Required work:
Exactly repeat the full listing that follows.

Data excerpts:
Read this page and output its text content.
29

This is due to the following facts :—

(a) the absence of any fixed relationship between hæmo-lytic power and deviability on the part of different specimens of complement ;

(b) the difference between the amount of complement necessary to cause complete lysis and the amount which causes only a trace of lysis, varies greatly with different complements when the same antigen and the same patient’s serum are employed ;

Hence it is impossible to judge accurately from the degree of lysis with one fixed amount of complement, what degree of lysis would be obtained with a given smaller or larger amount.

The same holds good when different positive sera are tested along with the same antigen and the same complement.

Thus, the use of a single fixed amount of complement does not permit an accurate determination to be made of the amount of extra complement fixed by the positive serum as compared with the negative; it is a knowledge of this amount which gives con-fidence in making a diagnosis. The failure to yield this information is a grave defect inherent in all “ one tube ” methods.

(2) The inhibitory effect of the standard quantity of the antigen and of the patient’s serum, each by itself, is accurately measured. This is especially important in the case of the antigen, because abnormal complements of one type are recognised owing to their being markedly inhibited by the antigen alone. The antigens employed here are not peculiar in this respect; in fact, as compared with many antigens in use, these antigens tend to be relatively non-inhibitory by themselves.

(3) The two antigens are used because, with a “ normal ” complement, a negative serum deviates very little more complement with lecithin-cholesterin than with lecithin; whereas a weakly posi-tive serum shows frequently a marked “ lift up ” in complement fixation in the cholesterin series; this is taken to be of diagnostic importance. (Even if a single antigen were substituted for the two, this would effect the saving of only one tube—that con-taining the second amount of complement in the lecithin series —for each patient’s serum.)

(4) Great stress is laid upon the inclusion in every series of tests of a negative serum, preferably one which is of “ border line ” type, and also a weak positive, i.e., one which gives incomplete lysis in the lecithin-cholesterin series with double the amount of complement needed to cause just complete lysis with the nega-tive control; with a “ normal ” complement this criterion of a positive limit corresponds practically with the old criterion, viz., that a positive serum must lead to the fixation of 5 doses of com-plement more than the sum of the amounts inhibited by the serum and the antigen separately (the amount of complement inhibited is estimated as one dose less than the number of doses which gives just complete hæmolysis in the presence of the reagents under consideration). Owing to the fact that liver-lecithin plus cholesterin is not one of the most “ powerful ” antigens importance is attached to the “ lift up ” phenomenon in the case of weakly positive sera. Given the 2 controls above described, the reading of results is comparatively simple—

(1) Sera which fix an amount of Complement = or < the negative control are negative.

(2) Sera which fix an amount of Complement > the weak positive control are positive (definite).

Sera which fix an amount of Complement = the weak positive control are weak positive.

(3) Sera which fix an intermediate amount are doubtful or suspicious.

Finished answer:
Read this page and output its text content.
29

This is due to the following facts :—

(a) the absence of any fixed relationship between hæmo-lytic power and deviability on the part of different specimens of complement ;

(b) the difference between the amount of complement necessary to cause complete lysis and the amount which causes only a trace of lysis, varies greatly with different complements when the same antigen and the same patient’s serum are employed ;

Hence it is impossible to judge accurately from the degree of lysis with one fixed amount of complement, what degree of lysis would be obtained with a given smaller or larger amount.

The same holds good when different positive sera are tested along with the same antigen and the same complement.

Thus, the use of a single fixed amount of complement does not permit an accurate determination to be made of the amount of extra complement fixed by the positive serum as compared with the negative; it is a knowledge of this amount which gives con-fidence in making a diagnosis. The failure to yield this information is a grave defect inherent in all “ one tube ” methods.

(2) The inhibitory effect of the standard quantity of the antigen and of the patient’s serum, each by itself, is accurately measured. This is especially important in the case of the antigen, because abnormal complements of one type are recognised owing to their being markedly inhibited by the antigen alone. The antigens employed here are not peculiar in this respect; in fact, as compared with many antigens in use, these antigens tend to be relatively non-inhibitory by themselves.

(3) The two antigens are used because, with a “ normal ” complement, a negative serum deviates very little more complement with lecithin-cholesterin than with lecithin; whereas a weakly posi-tive serum shows frequently a marked “ lift up ” in complement fixation in the cholesterin series; this is taken to be of diagnostic importance. (Even if a single antigen were substituted for the two, this would effect the saving of only one tube—that con-taining the second amount of complement in the lecithin series —for each patient’s serum.)

(4) Great stress is laid upon the inclusion in every series of tests of a negative serum, preferably one which is of “ border line ” type, and also a weak positive, i.e., one which gives incomplete lysis in the lecithin-cholesterin series with double the amount of complement needed to cause just complete lysis with the nega-tive control; with a “ normal ” complement this criterion of a positive limit corresponds practically with the old criterion, viz., that a positive serum must lead to the fixation of 5 doses of com-plement more than the sum of the amounts inhibited by the serum and the antigen separately (the amount of complement inhibited is estimated as one dose less than the number of doses which gives just complete hæmolysis in the presence of the reagents under consideration). Owing to the fact that liver-lecithin plus cholesterin is not one of the most “ powerful ” antigens importance is attached to the “ lift up ” phenomenon in the case of weakly positive sera. Given the 2 controls above described, the reading of results is comparatively simple—

(1) Sera which fix an amount of Complement = or < the negative control are negative.

(2) Sera which fix an amount of Complement > the weak positive control are positive (definite).

Sera which fix an amount of Complement = the weak positive control are weak positive.

(3) Sera which fix an intermediate amount are doubtful or suspicious.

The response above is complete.